◆ **What this task involves**
Reproduce the stretch of the blog reflection from "Consequently, when I" through "us through Marcel.", substituting "comfort" for "consolation".

◆ **Text segment**
┄┄┄┄┄┄

Like a shepherd He will gather the lambs in His arms and carry them close to His heart, alleluia.
Recently a dear friend posted on his blog, Bacon from Acorns, a lovely and loving reflection called "Remembering Miscarried Children." Speaking of the five beloved children he and his beautiful wife have lost to miscarriage, John writes, "I know not for sure precisely where they are. I trust that God, their Heavenly Father, holds them in his hands, in some special way."
I feel myself in a privileged position. Not only am I blessed with the public revelation of the Church, but I have, in addition, what very few have been given: namely, the extra insights and example of adorable intimacy with Jesus found in the four volumes of the writings of Servant of God Marcel Van.
Consequently, when I read of John and and his wife's love for their departed children, I want to share something from Marcel which I didn't intend to share until much later. Like maybe years after I'd convinced everyone of the impeccable Truth I find in Marcel's writings. To be frank, I don't know if the world is ready to hear the following conversation between Jesus and Marcel, but knowing as I do now that my friends may need to hear these words today, it seems right and just to let the world worry about its own troubles, while we take consolation in the remarkable vistas Jesus opens to us through Marcel.

┄┄┄┄┄┄

◆ **Extracted information**
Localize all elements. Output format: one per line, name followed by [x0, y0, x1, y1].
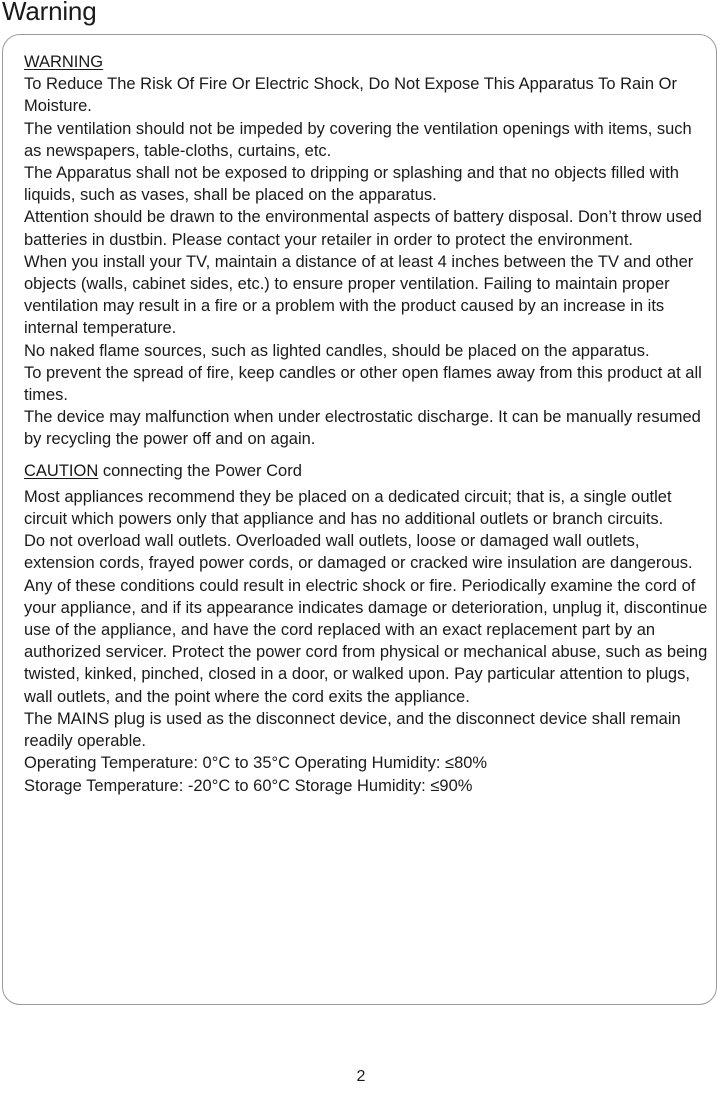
caution-subtitle: connecting the Power Cord	[98, 461, 302, 480]
caution-paragraph: Do not overload wall outlets. Overloaded wall outlets, loose or damaged wall outlets, extension cords, frayed power cords, or damaged or cracked wire insulation are dangerous. Any of these conditions could result in electric shock or fire. Periodically examine the cord of your appliance, and if its appearance indicates damage or deterioration, unplug it, discontinue use of the appliance, and have the cord replaced with an exact replacement part by an authorized servicer. Protect the power cord from physical or mechanical abuse, such as being twisted, kinked, pinched, closed in a door, or walked upon. Pay particular attention to plugs, wall outlets, and the point where the cord exits the appliance.	[24, 532, 708, 706]
caution-paragraph: Most appliances recommend they be placed on a dedicated circuit; that is, a single outlet circuit which powers only that appliance and has no additional outlets or branch circuits.	[24, 487, 672, 529]
storage-spec: Storage Temperature: -20°C to 60°C Storage Humidity: ≤90%	[24, 776, 473, 795]
page-number: 2	[356, 1068, 366, 1085]
warning-title	[24, 51, 716, 73]
caution-label: CAUTION	[24, 461, 99, 480]
caution-paragraph: The MAINS plug is used as the disconnect device, and the disconnect device shall remain readily operable.	[24, 709, 681, 751]
warning-paragraph: The Apparatus shall not be exposed to dripping or splashing and that no objects filled with liquids, such as vases, shall be placed on the apparatus.	[24, 164, 679, 205]
warning-paragraph: To prevent the spread of fire, keep candles or other open flames away from this product at all times.	[24, 363, 702, 405]
caution-section	[24, 460, 716, 797]
warning-paragraph: Attention should be drawn to the environmental aspects of battery disposal. Don’t throw used batteries in dustbin. Please contact your retailer in order to protect the environment.	[24, 208, 702, 249]
warning-paragraph: No naked flame sources, such as lighted candles, should be placed on the apparatus.	[24, 341, 650, 360]
caution-title	[24, 460, 716, 482]
warning-label: WARNING	[24, 53, 104, 71]
warning-paragraph: To Reduce The Risk Of Fire Or Electric Shock, Do Not Expose This Apparatus To Rain Or Moisture.	[24, 75, 677, 116]
warning-paragraph: The device may malfunction when under electrostatic discharge. It can be manually resumed by recycling the power off and on again.	[24, 408, 701, 449]
operating-spec: Operating Temperature: 0°C to 35°C Operating Humidity: ≤80%	[24, 754, 488, 773]
notice-box	[2, 34, 717, 1005]
warning-section	[24, 51, 716, 451]
warning-paragraph: The ventilation should not be impeded by covering the ventilation openings with items, such as newspapers, table-cloths, curtains, etc.	[24, 119, 692, 160]
page-title: Warning	[2, 0, 97, 26]
warning-paragraph: When you install your TV, maintain a distance of at least 4 inches between the TV and other objects (walls, cabinet sides, etc.) to ensure proper ventilation. Failing to maintain proper ventilation may result in a fire or a problem with the product caused by an increase in its internal temperature.	[24, 252, 694, 338]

┄┄┄┄┄┄

◆ **Answer below**
Consequently, when I read of John and and his wife's love for their departed children, I want to share something from Marcel which I didn't intend to share until much later. Like maybe years after I'd convinced everyone of the impeccable Truth I find in Marcel's writings. To be frank, I don't know if the world is ready to hear the following conversation between Jesus and Marcel, but knowing as I do now that my friends may need to hear these words today, it seems right and just to let the world worry about its own troubles, while we take comfort in the remarkable vistas Jesus opens to us through Marcel.